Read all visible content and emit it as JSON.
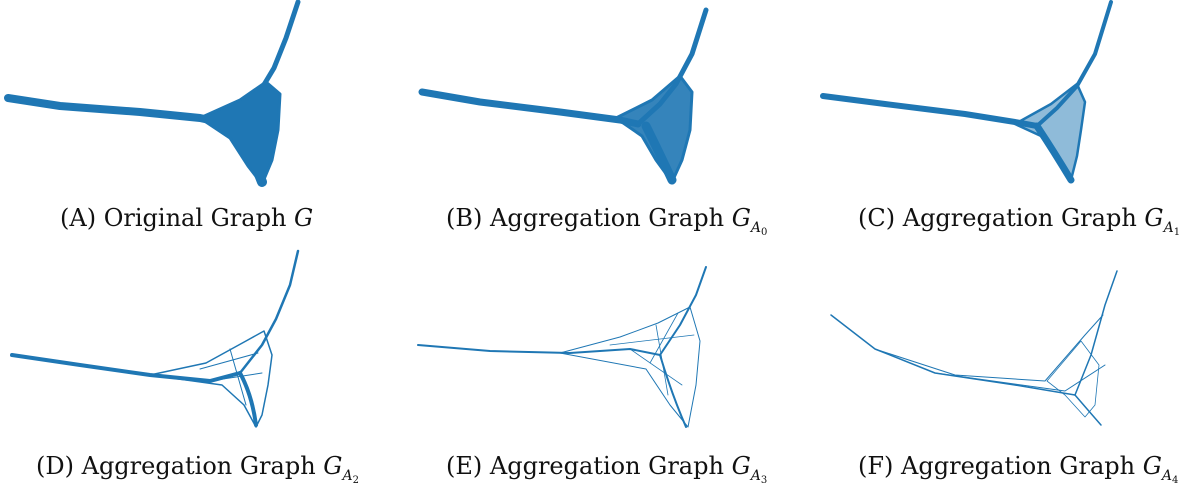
{
  "figure": {
    "edge_color": "#1f77b4",
    "panels": [
      {
        "letter": "(A)",
        "text": "Original Graph ",
        "symbol": "G",
        "subscript_base": "",
        "subscript_index": ""
      },
      {
        "letter": "(B)",
        "text": "Aggregation Graph ",
        "symbol": "G",
        "subscript_base": "A",
        "subscript_index": "0"
      },
      {
        "letter": "(C)",
        "text": "Aggregation Graph ",
        "symbol": "G",
        "subscript_base": "A",
        "subscript_index": "1"
      },
      {
        "letter": "(D)",
        "text": "Aggregation Graph ",
        "symbol": "G",
        "subscript_base": "A",
        "subscript_index": "2"
      },
      {
        "letter": "(E)",
        "text": "Aggregation Graph ",
        "symbol": "G",
        "subscript_base": "A",
        "subscript_index": "3"
      },
      {
        "letter": "(F)",
        "text": "Aggregation Graph ",
        "symbol": "G",
        "subscript_base": "A",
        "subscript_index": "4"
      }
    ]
  }
}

- [Task to carry out] Reproduce the material word for word, minus the images.

- [Response]
Read all visible content and emit it as JSON.
{
  "figure": {
    "edge_color": "#1f77b4",
    "panels": [
      {
        "letter": "(A)",
        "text": "Original Graph ",
        "symbol": "G",
        "subscript_base": "",
        "subscript_index": ""
      },
      {
        "letter": "(B)",
        "text": "Aggregation Graph ",
        "symbol": "G",
        "subscript_base": "A",
        "subscript_index": "0"
      },
      {
        "letter": "(C)",
        "text": "Aggregation Graph ",
        "symbol": "G",
        "subscript_base": "A",
        "subscript_index": "1"
      },
      {
        "letter": "(D)",
        "text": "Aggregation Graph ",
        "symbol": "G",
        "subscript_base": "A",
        "subscript_index": "2"
      },
      {
        "letter": "(E)",
        "text": "Aggregation Graph ",
        "symbol": "G",
        "subscript_base": "A",
        "subscript_index": "3"
      },
      {
        "letter": "(F)",
        "text": "Aggregation Graph ",
        "symbol": "G",
        "subscript_base": "A",
        "subscript_index": "4"
      }
    ]
  }
}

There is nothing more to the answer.